#### [Work to complete]
Each entry must be reproduced precisely as it stands.
═════ Material for the task ═════
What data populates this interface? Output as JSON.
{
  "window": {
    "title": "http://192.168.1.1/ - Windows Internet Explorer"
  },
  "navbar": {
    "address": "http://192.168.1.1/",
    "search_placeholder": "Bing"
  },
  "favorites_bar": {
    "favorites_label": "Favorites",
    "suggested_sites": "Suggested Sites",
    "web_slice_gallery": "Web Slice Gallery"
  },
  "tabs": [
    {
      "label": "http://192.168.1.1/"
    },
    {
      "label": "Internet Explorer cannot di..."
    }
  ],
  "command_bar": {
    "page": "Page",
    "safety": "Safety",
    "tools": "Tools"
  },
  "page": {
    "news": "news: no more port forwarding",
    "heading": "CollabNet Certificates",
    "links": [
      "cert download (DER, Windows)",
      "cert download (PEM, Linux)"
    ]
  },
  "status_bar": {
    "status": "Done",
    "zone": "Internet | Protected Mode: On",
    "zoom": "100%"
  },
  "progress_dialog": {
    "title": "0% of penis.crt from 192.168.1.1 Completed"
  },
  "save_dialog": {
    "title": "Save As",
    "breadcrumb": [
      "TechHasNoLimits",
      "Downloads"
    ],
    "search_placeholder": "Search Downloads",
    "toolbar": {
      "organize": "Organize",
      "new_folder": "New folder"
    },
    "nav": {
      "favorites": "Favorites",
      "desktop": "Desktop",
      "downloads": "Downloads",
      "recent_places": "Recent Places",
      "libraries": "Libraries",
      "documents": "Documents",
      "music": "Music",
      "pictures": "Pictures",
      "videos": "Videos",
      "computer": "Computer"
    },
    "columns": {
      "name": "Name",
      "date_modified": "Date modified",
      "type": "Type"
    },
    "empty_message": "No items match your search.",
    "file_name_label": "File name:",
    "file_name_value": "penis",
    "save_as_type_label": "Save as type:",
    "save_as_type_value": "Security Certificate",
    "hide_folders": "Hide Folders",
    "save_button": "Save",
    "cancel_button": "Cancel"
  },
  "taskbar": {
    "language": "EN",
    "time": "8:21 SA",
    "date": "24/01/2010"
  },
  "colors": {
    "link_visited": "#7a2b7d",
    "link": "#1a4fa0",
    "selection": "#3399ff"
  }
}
═════
#### [Written answer]
What data populates this interface? Output as JSON.
{
  "window": {
    "title": "http://192.168.1.1/ - Windows Internet Explorer"
  },
  "navbar": {
    "address": "http://192.168.1.1/",
    "search_placeholder": "Bing"
  },
  "favorites_bar": {
    "favorites_label": "Favorites",
    "suggested_sites": "Suggested Sites",
    "web_slice_gallery": "Web Slice Gallery"
  },
  "tabs": [
    {
      "label": "http://192.168.1.1/"
    },
    {
      "label": "Internet Explorer cannot di..."
    }
  ],
  "command_bar": {
    "page": "Page",
    "safety": "Safety",
    "tools": "Tools"
  },
  "page": {
    "news": "news: no more port forwarding",
    "heading": "CollabNet Certificates",
    "links": [
      "cert download (DER, Windows)",
      "cert download (PEM, Linux)"
    ]
  },
  "status_bar": {
    "status": "Done",
    "zone": "Internet | Protected Mode: On",
    "zoom": "100%"
  },
  "progress_dialog": {
    "title": "0% of penis.crt from 192.168.1.1 Completed"
  },
  "save_dialog": {
    "title": "Save As",
    "breadcrumb": [
      "TechHasNoLimits",
      "Downloads"
    ],
    "search_placeholder": "Search Downloads",
    "toolbar": {
      "organize": "Organize",
      "new_folder": "New folder"
    },
    "nav": {
      "favorites": "Favorites",
      "desktop": "Desktop",
      "downloads": "Downloads",
      "recent_places": "Recent Places",
      "libraries": "Libraries",
      "documents": "Documents",
      "music": "Music",
      "pictures": "Pictures",
      "videos": "Videos",
      "computer": "Computer"
    },
    "columns": {
      "name": "Name",
      "date_modified": "Date modified",
      "type": "Type"
    },
    "empty_message": "No items match your search.",
    "file_name_label": "File name:",
    "file_name_value": "penis",
    "save_as_type_label": "Save as type:",
    "save_as_type_value": "Security Certificate",
    "hide_folders": "Hide Folders",
    "save_button": "Save",
    "cancel_button": "Cancel"
  },
  "taskbar": {
    "language": "EN",
    "time": "8:21 SA",
    "date": "24/01/2010"
  },
  "colors": {
    "link_visited": "#7a2b7d",
    "link": "#1a4fa0",
    "selection": "#3399ff"
  }
}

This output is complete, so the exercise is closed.